• **Given passage**
****************

Compilation album by Barry Can't Swim
- Released: 6 March 2026
- Genre: Balearic; chillout; electronic; jazz; spoken word;
- Label: Night Time Stories
- Producer: Barry Can't Swim

Barry Can't Swim chronology
| Loner (2025) | Late Night Tales: Barry Can't Swim (2026) |  |

Late Night Tales chronology
| Late Night Tales Presents After Dark: Vespertine (2023) | Late Night Tales: Barry Can't Swim (2026) |  |

= Late Night Tales: Barry Can't Swim =

2026 compilation album

Late Night Tales: Barry Can't Swim is a DJ mix album curated by Scottish producer and musician Joshua Mainnie, under the alias Barry Can't Swim, for the Late Night Tales series. Released by Night Time Stories on 6 March 2026, it is the first mix to be released under the Late Night Tales banner since 2020, and marks the 25th anniversary of the series. It includes cover versions of Boz Scaggs's "Lowdown" and Felt's "Ferdinand Magellan", as well as two Barry Can't Swim originals, one of which, "Chala (My Soul Is On A Loop)", was released as the album's lead single.

****************

• **Exercise prompt**
Reproduce the album entry for Late Night Tales: Barry Can't Swim above in full, with every line exactly as it stands.

• **Given data**
****************

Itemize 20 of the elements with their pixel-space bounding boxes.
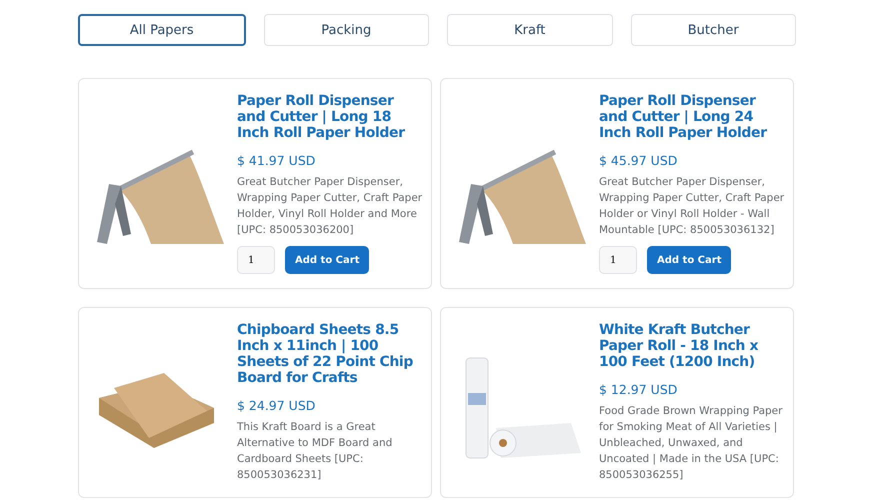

****************

• **Finished task**
Compilation album by Barry Can't Swim
- Released: 6 March 2026
- Genre: Balearic; chillout; electronic; jazz; spoken word;
- Label: Night Time Stories
- Producer: Barry Can't Swim

Barry Can't Swim chronology
| Loner (2025) | Late Night Tales: Barry Can't Swim (2026) |  |

Late Night Tales chronology
| Late Night Tales Presents After Dark: Vespertine (2023) | Late Night Tales: Barry Can't Swim (2026) |  |

= Late Night Tales: Barry Can't Swim =

2026 compilation album

Late Night Tales: Barry Can't Swim is a DJ mix album curated by Scottish producer and musician Joshua Mainnie, under the alias Barry Can't Swim, for the Late Night Tales series. Released by Night Time Stories on 6 March 2026, it is the first mix to be released under the Late Night Tales banner since 2020, and marks the 25th anniversary of the series. It includes cover versions of Boz Scaggs's "Lowdown" and Felt's "Ferdinand Magellan", as well as two Barry Can't Swim originals, one of which, "Chala (My Soul Is On A Loop)", was released as the album's lead single.